Begin
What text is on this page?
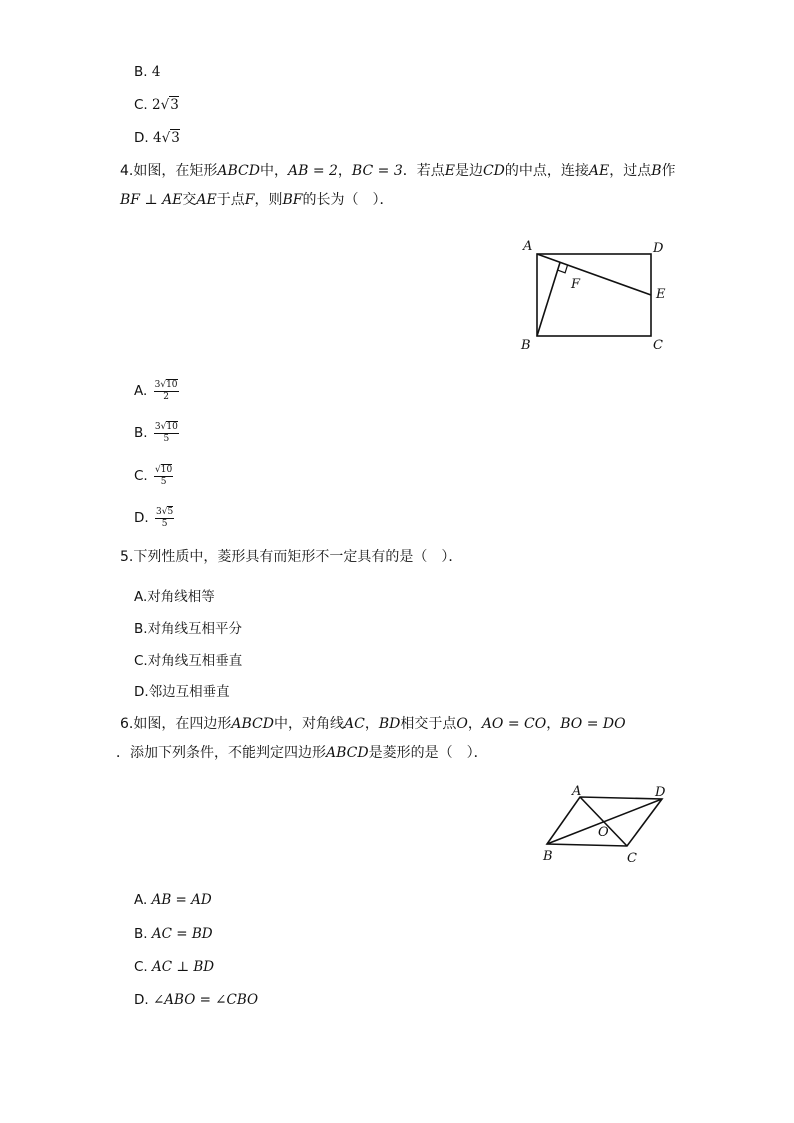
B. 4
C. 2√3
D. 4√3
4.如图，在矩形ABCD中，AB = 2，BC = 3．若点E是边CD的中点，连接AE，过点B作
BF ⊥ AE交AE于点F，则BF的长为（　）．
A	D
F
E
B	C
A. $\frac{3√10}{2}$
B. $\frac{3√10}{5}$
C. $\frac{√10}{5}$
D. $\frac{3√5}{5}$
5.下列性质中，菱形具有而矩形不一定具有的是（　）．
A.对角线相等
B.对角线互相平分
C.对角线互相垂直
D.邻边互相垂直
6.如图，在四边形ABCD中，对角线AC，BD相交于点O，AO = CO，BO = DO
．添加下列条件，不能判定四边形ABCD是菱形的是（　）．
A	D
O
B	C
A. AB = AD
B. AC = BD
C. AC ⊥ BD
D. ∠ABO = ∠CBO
End
Begin
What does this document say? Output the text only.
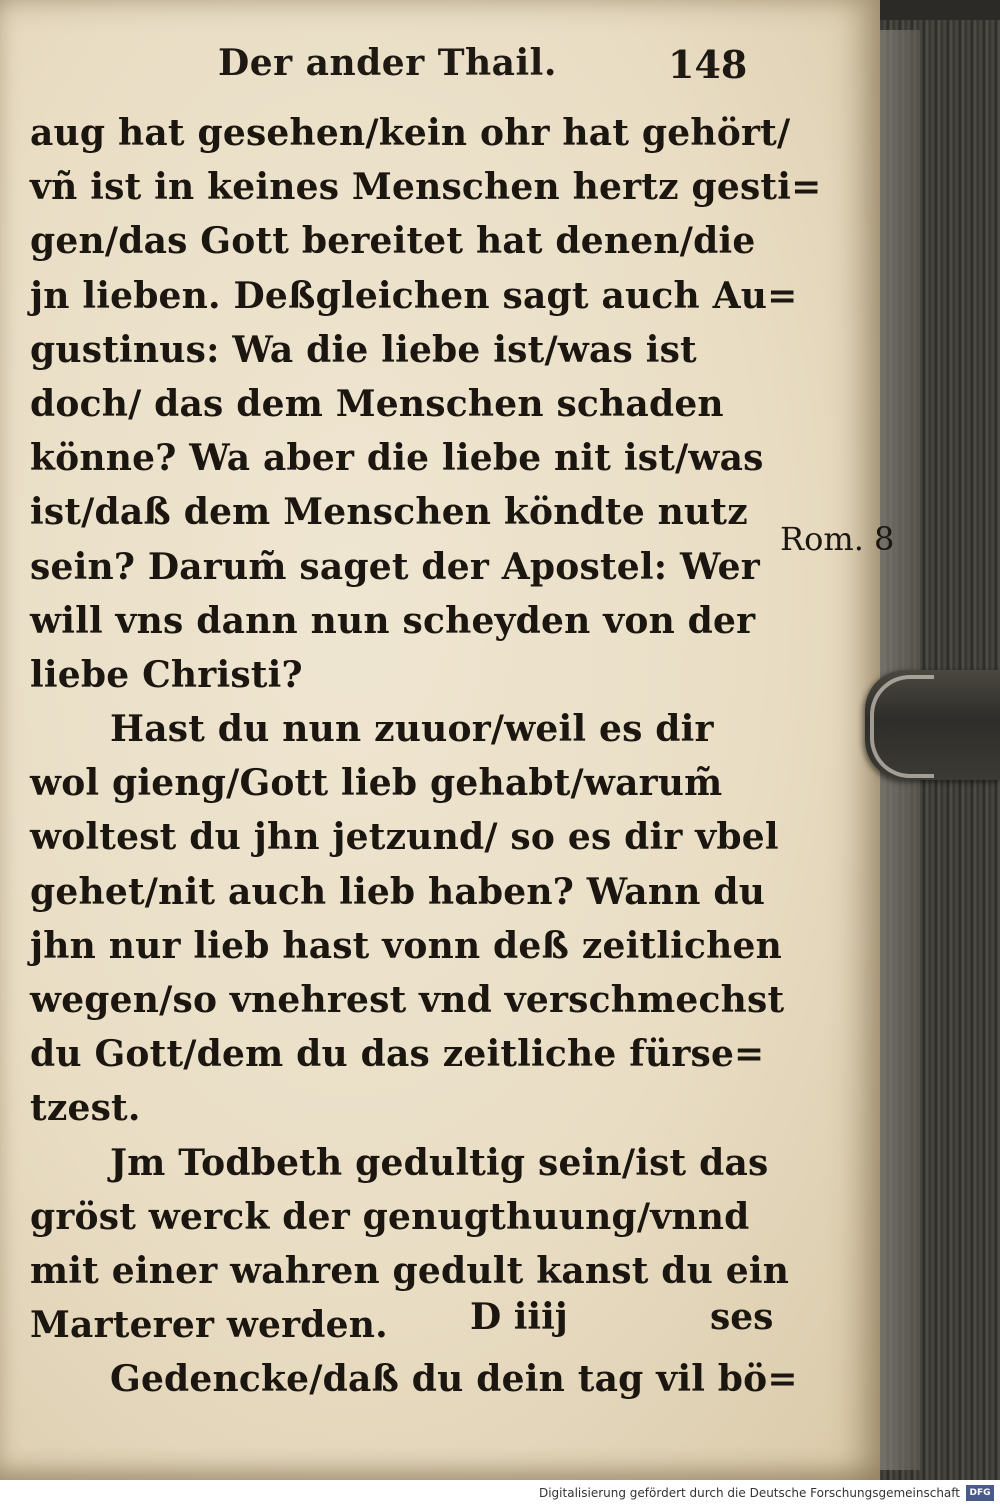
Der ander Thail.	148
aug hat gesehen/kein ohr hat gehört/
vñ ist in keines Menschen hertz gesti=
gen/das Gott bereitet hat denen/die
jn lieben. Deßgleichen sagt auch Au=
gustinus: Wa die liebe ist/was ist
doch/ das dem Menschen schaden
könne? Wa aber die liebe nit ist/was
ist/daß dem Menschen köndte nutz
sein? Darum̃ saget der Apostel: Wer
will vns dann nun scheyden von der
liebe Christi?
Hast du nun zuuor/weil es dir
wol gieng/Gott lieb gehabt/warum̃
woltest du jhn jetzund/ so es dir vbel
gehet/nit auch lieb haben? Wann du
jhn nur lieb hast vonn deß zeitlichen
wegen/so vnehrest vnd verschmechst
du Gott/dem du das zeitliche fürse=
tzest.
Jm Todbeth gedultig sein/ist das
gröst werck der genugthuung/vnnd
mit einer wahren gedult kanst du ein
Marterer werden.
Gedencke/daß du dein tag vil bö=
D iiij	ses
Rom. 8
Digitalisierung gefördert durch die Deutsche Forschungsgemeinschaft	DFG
End
Begin
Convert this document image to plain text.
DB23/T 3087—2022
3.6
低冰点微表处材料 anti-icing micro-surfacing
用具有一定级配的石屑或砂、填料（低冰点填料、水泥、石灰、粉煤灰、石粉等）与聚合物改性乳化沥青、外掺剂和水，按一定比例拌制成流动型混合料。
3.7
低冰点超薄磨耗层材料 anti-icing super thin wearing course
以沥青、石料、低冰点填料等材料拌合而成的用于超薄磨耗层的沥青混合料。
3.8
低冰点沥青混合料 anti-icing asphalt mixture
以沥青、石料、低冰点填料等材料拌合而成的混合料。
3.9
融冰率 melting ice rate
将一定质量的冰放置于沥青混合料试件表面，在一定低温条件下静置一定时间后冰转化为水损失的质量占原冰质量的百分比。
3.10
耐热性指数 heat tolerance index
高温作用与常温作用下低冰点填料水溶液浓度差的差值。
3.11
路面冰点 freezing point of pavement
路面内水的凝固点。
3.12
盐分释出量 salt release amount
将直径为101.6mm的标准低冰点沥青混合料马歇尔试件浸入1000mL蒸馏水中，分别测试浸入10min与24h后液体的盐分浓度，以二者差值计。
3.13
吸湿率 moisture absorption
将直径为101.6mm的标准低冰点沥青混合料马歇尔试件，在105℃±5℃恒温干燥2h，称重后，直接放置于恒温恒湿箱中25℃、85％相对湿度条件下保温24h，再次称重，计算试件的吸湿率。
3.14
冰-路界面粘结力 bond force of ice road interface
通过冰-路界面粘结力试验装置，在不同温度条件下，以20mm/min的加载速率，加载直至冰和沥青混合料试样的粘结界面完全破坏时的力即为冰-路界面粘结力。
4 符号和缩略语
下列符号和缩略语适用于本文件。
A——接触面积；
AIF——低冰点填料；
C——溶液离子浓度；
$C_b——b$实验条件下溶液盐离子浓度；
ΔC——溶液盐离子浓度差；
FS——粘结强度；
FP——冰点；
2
End
§ Set problem
Show, from the material above, each line that includes the string "sein".

§ Solution
sein? Darum̃ saget der Apostel: Wer
Jm Todbeth gedultig sein/ist das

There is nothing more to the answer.